[ENTRIES PROVIDED]:
====

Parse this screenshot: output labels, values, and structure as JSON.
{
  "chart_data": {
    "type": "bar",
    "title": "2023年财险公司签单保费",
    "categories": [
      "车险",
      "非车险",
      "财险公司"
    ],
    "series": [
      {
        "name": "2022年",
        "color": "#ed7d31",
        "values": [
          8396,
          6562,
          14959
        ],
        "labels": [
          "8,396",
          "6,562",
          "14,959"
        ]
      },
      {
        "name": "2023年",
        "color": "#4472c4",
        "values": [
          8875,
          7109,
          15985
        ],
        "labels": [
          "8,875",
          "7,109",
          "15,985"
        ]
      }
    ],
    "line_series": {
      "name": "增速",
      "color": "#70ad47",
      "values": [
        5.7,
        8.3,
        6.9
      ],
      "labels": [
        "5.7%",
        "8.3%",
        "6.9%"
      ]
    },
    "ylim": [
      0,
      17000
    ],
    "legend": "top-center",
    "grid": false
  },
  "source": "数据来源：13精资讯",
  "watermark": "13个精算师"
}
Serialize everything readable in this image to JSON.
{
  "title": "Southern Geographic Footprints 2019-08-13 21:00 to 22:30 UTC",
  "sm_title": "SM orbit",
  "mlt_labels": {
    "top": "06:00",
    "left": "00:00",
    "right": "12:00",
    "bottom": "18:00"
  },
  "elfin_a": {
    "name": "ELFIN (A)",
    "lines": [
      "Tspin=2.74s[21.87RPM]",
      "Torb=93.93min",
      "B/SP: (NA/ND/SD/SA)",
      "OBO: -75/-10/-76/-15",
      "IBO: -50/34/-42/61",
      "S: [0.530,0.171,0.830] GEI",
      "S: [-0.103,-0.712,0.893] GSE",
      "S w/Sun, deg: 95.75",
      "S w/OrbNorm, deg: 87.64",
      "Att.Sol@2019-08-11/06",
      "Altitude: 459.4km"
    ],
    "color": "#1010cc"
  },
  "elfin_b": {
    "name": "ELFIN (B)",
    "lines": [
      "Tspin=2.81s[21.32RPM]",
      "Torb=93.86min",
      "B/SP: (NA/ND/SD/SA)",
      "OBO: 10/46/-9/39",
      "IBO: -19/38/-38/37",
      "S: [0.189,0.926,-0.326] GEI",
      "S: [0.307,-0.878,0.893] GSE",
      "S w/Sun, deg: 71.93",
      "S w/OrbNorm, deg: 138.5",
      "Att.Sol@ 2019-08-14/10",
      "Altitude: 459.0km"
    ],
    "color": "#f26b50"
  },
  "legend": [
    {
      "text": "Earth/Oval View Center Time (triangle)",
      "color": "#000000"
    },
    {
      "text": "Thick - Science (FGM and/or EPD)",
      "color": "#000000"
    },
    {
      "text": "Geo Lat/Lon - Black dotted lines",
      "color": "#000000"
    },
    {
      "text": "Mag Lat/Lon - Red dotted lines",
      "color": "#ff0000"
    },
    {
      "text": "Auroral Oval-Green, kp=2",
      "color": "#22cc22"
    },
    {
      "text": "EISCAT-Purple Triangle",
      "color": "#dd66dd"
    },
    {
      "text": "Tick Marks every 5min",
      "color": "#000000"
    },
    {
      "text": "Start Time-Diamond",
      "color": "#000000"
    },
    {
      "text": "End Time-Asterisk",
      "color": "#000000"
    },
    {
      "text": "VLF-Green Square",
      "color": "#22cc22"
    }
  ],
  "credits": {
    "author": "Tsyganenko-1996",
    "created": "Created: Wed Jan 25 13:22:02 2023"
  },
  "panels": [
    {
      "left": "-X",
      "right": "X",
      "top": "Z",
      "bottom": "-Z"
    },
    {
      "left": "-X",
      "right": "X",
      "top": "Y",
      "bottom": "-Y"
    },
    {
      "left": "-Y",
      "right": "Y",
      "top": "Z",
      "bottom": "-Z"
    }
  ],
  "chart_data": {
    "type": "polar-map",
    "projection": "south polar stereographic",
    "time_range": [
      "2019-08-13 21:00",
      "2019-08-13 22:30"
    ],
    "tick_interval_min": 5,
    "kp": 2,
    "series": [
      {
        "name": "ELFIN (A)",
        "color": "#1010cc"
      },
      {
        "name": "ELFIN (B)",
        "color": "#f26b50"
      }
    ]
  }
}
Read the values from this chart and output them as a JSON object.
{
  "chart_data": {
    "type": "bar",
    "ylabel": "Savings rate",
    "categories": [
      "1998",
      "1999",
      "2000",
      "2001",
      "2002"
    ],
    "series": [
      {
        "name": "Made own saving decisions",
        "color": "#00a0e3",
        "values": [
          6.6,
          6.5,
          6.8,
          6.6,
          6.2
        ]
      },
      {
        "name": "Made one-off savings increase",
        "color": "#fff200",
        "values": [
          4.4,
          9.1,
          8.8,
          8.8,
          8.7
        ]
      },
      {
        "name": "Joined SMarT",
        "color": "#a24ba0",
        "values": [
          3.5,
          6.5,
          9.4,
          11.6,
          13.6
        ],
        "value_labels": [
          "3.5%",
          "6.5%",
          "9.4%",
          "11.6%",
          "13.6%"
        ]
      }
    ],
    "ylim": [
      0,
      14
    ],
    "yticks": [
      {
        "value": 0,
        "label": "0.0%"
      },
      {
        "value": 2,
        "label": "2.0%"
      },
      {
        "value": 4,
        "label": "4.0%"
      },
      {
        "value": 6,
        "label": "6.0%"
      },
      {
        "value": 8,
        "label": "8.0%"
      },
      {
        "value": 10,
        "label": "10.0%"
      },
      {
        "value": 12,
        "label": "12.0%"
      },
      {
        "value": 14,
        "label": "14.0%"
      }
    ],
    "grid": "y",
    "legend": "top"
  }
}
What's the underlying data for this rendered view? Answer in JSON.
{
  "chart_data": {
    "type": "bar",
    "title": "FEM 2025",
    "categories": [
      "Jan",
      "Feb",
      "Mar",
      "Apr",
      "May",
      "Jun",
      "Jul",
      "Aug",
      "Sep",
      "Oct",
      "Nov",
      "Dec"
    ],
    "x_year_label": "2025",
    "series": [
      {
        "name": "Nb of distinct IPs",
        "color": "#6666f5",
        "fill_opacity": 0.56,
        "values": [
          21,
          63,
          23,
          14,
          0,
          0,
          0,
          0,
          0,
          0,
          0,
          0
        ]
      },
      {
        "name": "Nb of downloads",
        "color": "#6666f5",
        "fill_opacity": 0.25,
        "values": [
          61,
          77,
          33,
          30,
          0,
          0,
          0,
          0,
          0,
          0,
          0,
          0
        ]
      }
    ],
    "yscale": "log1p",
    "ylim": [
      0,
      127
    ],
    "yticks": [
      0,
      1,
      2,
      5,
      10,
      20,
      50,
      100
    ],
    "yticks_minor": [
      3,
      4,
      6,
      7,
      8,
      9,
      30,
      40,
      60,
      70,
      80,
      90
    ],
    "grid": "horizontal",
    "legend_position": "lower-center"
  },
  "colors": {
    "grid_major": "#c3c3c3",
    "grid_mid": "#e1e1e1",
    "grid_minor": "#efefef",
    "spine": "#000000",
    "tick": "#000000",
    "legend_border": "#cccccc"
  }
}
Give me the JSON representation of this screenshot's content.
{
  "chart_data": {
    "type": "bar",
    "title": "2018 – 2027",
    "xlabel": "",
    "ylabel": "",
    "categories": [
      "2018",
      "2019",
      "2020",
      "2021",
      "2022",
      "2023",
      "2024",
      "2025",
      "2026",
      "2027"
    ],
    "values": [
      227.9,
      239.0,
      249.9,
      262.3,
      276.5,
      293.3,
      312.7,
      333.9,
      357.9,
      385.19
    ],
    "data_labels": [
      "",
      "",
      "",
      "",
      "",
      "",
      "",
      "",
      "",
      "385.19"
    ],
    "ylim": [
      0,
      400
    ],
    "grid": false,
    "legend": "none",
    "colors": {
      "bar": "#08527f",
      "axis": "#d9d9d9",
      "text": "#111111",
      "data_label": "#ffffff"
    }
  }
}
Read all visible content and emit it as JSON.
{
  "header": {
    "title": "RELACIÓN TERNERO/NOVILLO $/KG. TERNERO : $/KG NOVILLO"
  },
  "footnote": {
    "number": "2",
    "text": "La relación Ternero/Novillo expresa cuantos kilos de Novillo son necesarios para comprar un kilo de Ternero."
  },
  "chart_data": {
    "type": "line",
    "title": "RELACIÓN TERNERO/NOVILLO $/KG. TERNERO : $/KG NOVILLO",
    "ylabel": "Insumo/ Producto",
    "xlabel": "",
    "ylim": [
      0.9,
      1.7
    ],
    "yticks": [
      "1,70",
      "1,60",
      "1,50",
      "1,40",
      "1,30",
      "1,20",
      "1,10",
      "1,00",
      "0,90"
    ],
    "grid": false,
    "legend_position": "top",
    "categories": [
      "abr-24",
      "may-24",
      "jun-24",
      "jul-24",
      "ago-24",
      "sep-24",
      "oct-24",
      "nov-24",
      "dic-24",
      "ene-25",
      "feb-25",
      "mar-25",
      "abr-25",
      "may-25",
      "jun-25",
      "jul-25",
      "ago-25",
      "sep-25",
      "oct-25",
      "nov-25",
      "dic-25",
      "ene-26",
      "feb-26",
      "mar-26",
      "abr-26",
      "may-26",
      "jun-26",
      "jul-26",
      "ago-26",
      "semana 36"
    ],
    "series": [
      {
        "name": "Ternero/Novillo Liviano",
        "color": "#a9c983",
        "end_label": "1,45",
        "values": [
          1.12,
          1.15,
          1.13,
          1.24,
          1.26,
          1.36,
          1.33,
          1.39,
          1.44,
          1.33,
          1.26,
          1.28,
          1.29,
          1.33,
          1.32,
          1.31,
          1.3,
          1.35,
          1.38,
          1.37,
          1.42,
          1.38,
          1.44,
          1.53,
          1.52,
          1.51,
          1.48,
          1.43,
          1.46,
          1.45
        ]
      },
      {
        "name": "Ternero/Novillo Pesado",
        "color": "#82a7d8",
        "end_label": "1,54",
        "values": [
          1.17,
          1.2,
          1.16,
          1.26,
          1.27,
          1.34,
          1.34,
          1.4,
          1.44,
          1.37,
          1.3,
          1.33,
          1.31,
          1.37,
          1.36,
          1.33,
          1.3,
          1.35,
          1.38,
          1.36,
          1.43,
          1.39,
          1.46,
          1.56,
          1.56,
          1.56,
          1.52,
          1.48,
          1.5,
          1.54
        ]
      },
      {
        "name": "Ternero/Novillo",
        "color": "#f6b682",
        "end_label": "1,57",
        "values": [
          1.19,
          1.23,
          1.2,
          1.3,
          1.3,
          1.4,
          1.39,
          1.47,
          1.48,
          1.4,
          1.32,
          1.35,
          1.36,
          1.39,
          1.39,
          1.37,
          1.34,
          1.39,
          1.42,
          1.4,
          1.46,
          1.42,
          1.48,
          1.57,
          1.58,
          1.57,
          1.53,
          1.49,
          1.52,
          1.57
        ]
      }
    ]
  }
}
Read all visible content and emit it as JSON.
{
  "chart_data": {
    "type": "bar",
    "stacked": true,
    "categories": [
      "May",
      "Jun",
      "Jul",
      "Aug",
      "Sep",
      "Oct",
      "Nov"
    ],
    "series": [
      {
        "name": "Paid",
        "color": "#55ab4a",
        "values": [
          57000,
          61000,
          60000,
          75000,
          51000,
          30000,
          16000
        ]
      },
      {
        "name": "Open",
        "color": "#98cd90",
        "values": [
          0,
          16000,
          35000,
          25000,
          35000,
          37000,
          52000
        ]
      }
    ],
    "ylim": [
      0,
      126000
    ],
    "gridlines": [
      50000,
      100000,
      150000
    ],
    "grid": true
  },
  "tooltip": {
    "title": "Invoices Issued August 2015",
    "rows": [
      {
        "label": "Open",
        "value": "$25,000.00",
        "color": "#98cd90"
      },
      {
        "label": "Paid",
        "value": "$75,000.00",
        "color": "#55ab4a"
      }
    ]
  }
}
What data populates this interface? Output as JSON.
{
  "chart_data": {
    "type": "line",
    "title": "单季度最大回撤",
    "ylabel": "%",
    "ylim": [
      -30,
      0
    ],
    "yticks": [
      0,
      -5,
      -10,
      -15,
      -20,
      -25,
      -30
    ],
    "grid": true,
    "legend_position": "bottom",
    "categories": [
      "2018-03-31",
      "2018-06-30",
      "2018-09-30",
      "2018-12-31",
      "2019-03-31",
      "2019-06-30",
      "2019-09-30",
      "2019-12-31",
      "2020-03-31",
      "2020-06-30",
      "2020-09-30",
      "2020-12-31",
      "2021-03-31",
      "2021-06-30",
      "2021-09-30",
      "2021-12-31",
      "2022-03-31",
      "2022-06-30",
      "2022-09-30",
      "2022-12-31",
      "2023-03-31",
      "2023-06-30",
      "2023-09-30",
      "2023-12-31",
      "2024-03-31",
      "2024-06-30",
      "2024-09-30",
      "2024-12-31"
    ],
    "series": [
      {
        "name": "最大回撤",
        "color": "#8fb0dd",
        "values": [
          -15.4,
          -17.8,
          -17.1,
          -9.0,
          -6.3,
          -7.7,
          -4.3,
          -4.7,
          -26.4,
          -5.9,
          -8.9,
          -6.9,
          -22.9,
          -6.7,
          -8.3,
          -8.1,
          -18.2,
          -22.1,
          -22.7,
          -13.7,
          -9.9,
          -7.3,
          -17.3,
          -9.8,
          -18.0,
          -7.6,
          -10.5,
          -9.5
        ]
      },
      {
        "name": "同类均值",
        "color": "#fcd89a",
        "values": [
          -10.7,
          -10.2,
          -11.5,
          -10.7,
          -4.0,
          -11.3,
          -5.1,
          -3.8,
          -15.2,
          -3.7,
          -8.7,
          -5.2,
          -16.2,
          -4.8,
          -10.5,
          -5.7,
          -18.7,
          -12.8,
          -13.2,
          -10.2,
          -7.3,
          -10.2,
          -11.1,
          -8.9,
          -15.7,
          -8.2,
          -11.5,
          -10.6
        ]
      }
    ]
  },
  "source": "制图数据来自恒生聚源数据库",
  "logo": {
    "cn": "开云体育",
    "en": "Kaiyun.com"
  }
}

====

[DO THIS]: In the data above, tally the lines holding "bottom" and answer with the figure only.

[EXERCISE RESPONSE]: 5